* Exercise objective:
Copy every entry exactly as given, minus the images.
— START Input records —
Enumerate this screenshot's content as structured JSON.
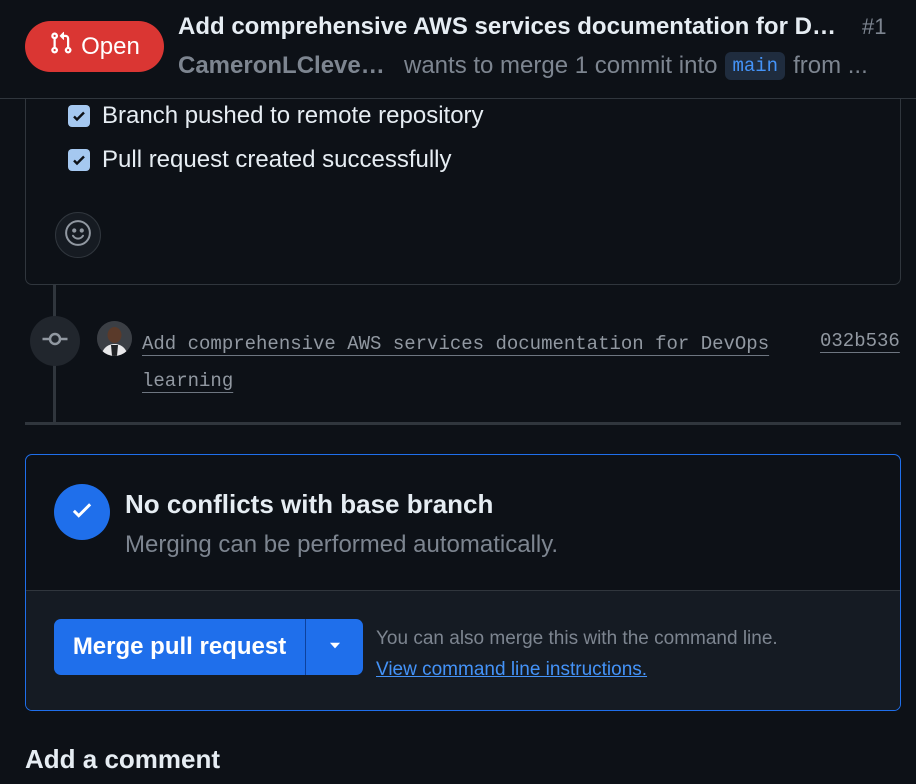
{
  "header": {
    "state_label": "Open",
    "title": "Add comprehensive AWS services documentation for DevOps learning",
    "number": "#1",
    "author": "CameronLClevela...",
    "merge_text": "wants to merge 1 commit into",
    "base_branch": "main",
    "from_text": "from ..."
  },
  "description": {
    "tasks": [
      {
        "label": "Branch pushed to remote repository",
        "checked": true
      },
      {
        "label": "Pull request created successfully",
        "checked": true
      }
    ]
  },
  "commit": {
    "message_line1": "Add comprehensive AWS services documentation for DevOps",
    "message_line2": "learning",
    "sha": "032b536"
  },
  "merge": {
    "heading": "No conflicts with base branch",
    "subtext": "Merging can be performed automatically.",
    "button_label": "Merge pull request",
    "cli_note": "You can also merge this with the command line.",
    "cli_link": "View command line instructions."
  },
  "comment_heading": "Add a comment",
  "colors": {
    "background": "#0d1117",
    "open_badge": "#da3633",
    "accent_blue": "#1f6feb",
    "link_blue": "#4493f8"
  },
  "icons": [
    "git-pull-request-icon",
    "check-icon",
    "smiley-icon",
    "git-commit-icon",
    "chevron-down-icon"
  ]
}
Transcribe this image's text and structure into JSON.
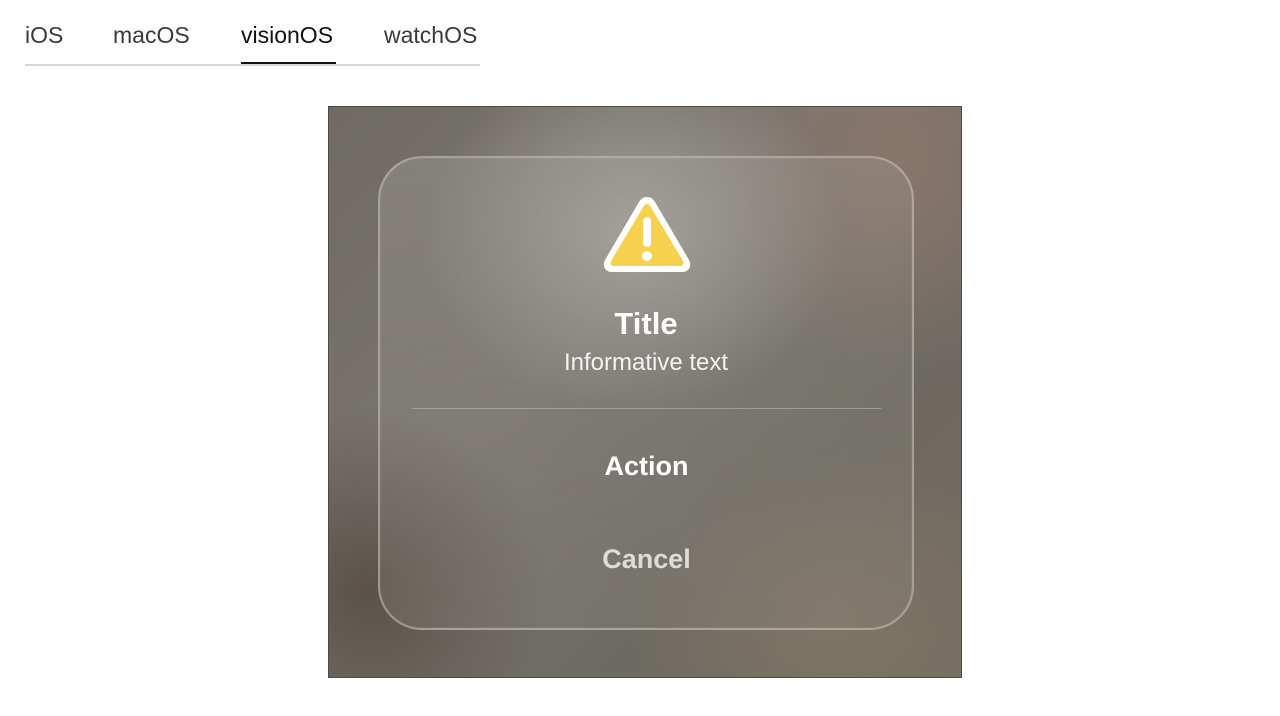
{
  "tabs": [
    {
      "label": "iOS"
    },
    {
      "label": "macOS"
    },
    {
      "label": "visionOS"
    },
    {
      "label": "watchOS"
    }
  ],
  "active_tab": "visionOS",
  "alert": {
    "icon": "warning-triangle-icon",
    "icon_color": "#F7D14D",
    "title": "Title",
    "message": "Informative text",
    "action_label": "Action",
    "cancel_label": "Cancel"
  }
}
— END Input records —
* Answer for the task:
Enumerate this screenshot's content as structured JSON.
{
  "header": {
    "state_label": "Open",
    "title": "Add comprehensive AWS services documentation for DevOps learning",
    "number": "#1",
    "author": "CameronLClevela...",
    "merge_text": "wants to merge 1 commit into",
    "base_branch": "main",
    "from_text": "from ..."
  },
  "description": {
    "tasks": [
      {
        "label": "Branch pushed to remote repository",
        "checked": true
      },
      {
        "label": "Pull request created successfully",
        "checked": true
      }
    ]
  },
  "commit": {
    "message_line1": "Add comprehensive AWS services documentation for DevOps",
    "message_line2": "learning",
    "sha": "032b536"
  },
  "merge": {
    "heading": "No conflicts with base branch",
    "subtext": "Merging can be performed automatically.",
    "button_label": "Merge pull request",
    "cli_note": "You can also merge this with the command line.",
    "cli_link": "View command line instructions."
  },
  "comment_heading": "Add a comment",
  "colors": {
    "background": "#0d1117",
    "open_badge": "#da3633",
    "accent_blue": "#1f6feb",
    "link_blue": "#4493f8"
  },
  "icons": [
    "git-pull-request-icon",
    "check-icon",
    "smiley-icon",
    "git-commit-icon",
    "chevron-down-icon"
  ]
}
Transcribe this image's text and structure into JSON.
{
  "tabs": [
    {
      "label": "iOS"
    },
    {
      "label": "macOS"
    },
    {
      "label": "visionOS"
    },
    {
      "label": "watchOS"
    }
  ],
  "active_tab": "visionOS",
  "alert": {
    "icon": "warning-triangle-icon",
    "icon_color": "#F7D14D",
    "title": "Title",
    "message": "Informative text",
    "action_label": "Action",
    "cancel_label": "Cancel"
  }
}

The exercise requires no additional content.